**WHAT YOU WILL DO**
Give every line of the data again, unchanged, but with no pictures.

** Start SUPPLIED DATA **

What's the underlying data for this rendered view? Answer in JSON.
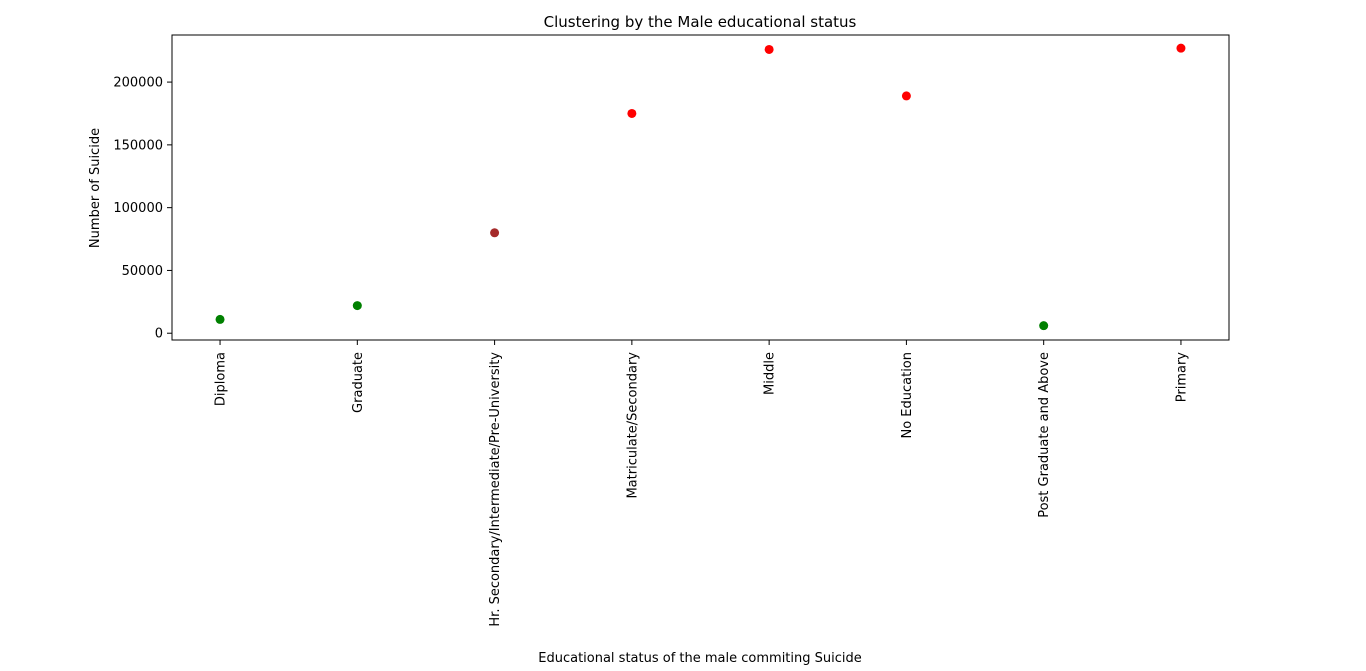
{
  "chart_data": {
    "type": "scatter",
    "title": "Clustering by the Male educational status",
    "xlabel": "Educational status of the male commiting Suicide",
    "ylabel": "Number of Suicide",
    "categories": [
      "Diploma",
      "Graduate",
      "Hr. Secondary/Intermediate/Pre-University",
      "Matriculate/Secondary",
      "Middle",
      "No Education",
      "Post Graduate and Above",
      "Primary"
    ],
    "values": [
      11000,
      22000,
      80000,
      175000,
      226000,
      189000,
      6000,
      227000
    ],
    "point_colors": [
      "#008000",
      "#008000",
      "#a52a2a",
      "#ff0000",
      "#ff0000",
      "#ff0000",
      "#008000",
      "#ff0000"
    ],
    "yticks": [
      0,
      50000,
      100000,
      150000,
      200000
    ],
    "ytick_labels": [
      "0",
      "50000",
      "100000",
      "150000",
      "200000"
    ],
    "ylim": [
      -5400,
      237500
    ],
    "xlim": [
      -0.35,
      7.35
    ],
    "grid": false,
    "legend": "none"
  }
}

** End SUPPLIED DATA **

**EXERCISE RESULT**
What's the underlying data for this rendered view? Answer in JSON.
{
  "chart_data": {
    "type": "scatter",
    "title": "Clustering by the Male educational status",
    "xlabel": "Educational status of the male commiting Suicide",
    "ylabel": "Number of Suicide",
    "categories": [
      "Diploma",
      "Graduate",
      "Hr. Secondary/Intermediate/Pre-University",
      "Matriculate/Secondary",
      "Middle",
      "No Education",
      "Post Graduate and Above",
      "Primary"
    ],
    "values": [
      11000,
      22000,
      80000,
      175000,
      226000,
      189000,
      6000,
      227000
    ],
    "point_colors": [
      "#008000",
      "#008000",
      "#a52a2a",
      "#ff0000",
      "#ff0000",
      "#ff0000",
      "#008000",
      "#ff0000"
    ],
    "yticks": [
      0,
      50000,
      100000,
      150000,
      200000
    ],
    "ytick_labels": [
      "0",
      "50000",
      "100000",
      "150000",
      "200000"
    ],
    "ylim": [
      -5400,
      237500
    ],
    "xlim": [
      -0.35,
      7.35
    ],
    "grid": false,
    "legend": "none"
  }
}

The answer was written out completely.